Excerpts from a figure dataset:
↓
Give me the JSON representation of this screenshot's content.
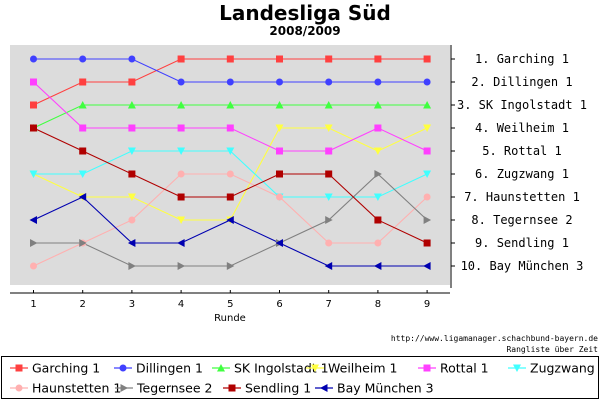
{
  "chart_data": {
    "type": "line",
    "title": "Landesliga Süd",
    "subtitle": "2008/2009",
    "xlabel": "Runde",
    "ylabel": "",
    "x": [
      1,
      2,
      3,
      4,
      5,
      6,
      7,
      8,
      9
    ],
    "ylim": [
      11,
      0
    ],
    "y_inverted": true,
    "grid": false,
    "legend_placement": "bottom",
    "rank_labels": [
      "1. Garching 1",
      "2. Dillingen 1",
      "3. SK Ingolstadt 1",
      "4. Weilheim 1",
      "5. Rottal 1",
      "6. Zugzwang 1",
      "7. Haunstetten 1",
      "8. Tegernsee 2",
      "9. Sendling 1",
      "10. Bay München 3"
    ],
    "footer_url": "http://www.ligamanager.schachbund-bayern.de",
    "footer_caption": "Rangliste über Zeit",
    "series": [
      {
        "name": "Garching 1",
        "color": "#ff4040",
        "marker": "square",
        "values": [
          3,
          2,
          2,
          1,
          1,
          1,
          1,
          1,
          1
        ]
      },
      {
        "name": "Dillingen 1",
        "color": "#4040ff",
        "marker": "circle",
        "values": [
          1,
          1,
          1,
          2,
          2,
          2,
          2,
          2,
          2
        ]
      },
      {
        "name": "SK Ingolstadt 1",
        "color": "#40ff40",
        "marker": "triangle-up",
        "values": [
          4,
          3,
          3,
          3,
          3,
          3,
          3,
          3,
          3
        ]
      },
      {
        "name": "Weilheim 1",
        "color": "#ffff40",
        "marker": "triangle-down",
        "values": [
          6,
          7,
          7,
          8,
          8,
          4,
          4,
          5,
          4
        ]
      },
      {
        "name": "Rottal 1",
        "color": "#ff40ff",
        "marker": "square",
        "values": [
          2,
          4,
          4,
          4,
          4,
          5,
          5,
          4,
          5
        ]
      },
      {
        "name": "Zugzwang 1",
        "color": "#40ffff",
        "marker": "triangle-down",
        "values": [
          6,
          6,
          5,
          5,
          5,
          7,
          7,
          7,
          6
        ]
      },
      {
        "name": "Haunstetten 1",
        "color": "#ffb0b0",
        "marker": "circle",
        "values": [
          10,
          9,
          8,
          6,
          6,
          7,
          9,
          9,
          7
        ]
      },
      {
        "name": "Tegernsee 2",
        "color": "#808080",
        "marker": "triangle-right",
        "values": [
          9,
          9,
          10,
          10,
          10,
          9,
          8,
          6,
          8
        ]
      },
      {
        "name": "Sendling 1",
        "color": "#b00000",
        "marker": "square",
        "values": [
          4,
          5,
          6,
          7,
          7,
          6,
          6,
          8,
          9
        ]
      },
      {
        "name": "Bay München 3",
        "color": "#0000b0",
        "marker": "triangle-left",
        "values": [
          8,
          7,
          9,
          9,
          8,
          9,
          10,
          10,
          10
        ]
      }
    ]
  }
}
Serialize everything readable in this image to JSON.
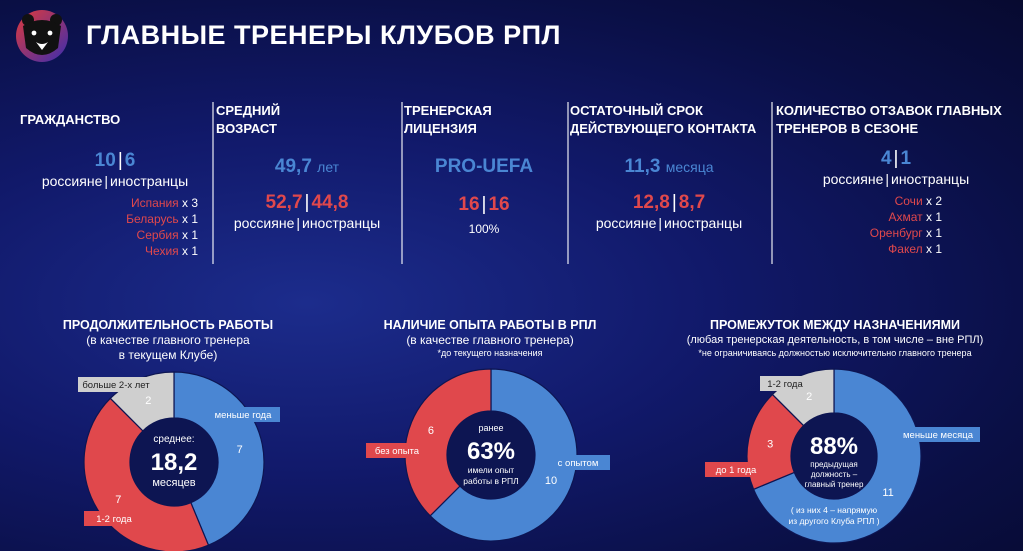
↑
> **WHAT YOU SHOULD DO**: Pictures are excluded; copy every other part of the records exactly.

> **RESPONSE TO THE EXERCISE**:
Give me the JSON representation of this screenshot's content.
{
  "chart_data": {
    "type": "line",
    "title": "Landesliga Süd",
    "subtitle": "2008/2009",
    "xlabel": "Runde",
    "ylabel": "",
    "x": [
      1,
      2,
      3,
      4,
      5,
      6,
      7,
      8,
      9
    ],
    "ylim": [
      11,
      0
    ],
    "y_inverted": true,
    "grid": false,
    "legend_placement": "bottom",
    "rank_labels": [
      "1. Garching 1",
      "2. Dillingen 1",
      "3. SK Ingolstadt 1",
      "4. Weilheim 1",
      "5. Rottal 1",
      "6. Zugzwang 1",
      "7. Haunstetten 1",
      "8. Tegernsee 2",
      "9. Sendling 1",
      "10. Bay München 3"
    ],
    "footer_url": "http://www.ligamanager.schachbund-bayern.de",
    "footer_caption": "Rangliste über Zeit",
    "series": [
      {
        "name": "Garching 1",
        "color": "#ff4040",
        "marker": "square",
        "values": [
          3,
          2,
          2,
          1,
          1,
          1,
          1,
          1,
          1
        ]
      },
      {
        "name": "Dillingen 1",
        "color": "#4040ff",
        "marker": "circle",
        "values": [
          1,
          1,
          1,
          2,
          2,
          2,
          2,
          2,
          2
        ]
      },
      {
        "name": "SK Ingolstadt 1",
        "color": "#40ff40",
        "marker": "triangle-up",
        "values": [
          4,
          3,
          3,
          3,
          3,
          3,
          3,
          3,
          3
        ]
      },
      {
        "name": "Weilheim 1",
        "color": "#ffff40",
        "marker": "triangle-down",
        "values": [
          6,
          7,
          7,
          8,
          8,
          4,
          4,
          5,
          4
        ]
      },
      {
        "name": "Rottal 1",
        "color": "#ff40ff",
        "marker": "square",
        "values": [
          2,
          4,
          4,
          4,
          4,
          5,
          5,
          4,
          5
        ]
      },
      {
        "name": "Zugzwang 1",
        "color": "#40ffff",
        "marker": "triangle-down",
        "values": [
          6,
          6,
          5,
          5,
          5,
          7,
          7,
          7,
          6
        ]
      },
      {
        "name": "Haunstetten 1",
        "color": "#ffb0b0",
        "marker": "circle",
        "values": [
          10,
          9,
          8,
          6,
          6,
          7,
          9,
          9,
          7
        ]
      },
      {
        "name": "Tegernsee 2",
        "color": "#808080",
        "marker": "triangle-right",
        "values": [
          9,
          9,
          10,
          10,
          10,
          9,
          8,
          6,
          8
        ]
      },
      {
        "name": "Sendling 1",
        "color": "#b00000",
        "marker": "square",
        "values": [
          4,
          5,
          6,
          7,
          7,
          6,
          6,
          8,
          9
        ]
      },
      {
        "name": "Bay München 3",
        "color": "#0000b0",
        "marker": "triangle-left",
        "values": [
          8,
          7,
          9,
          9,
          8,
          9,
          10,
          10,
          10
        ]
      }
    ]
  }
}
Serialize everything readable in this image to JSON.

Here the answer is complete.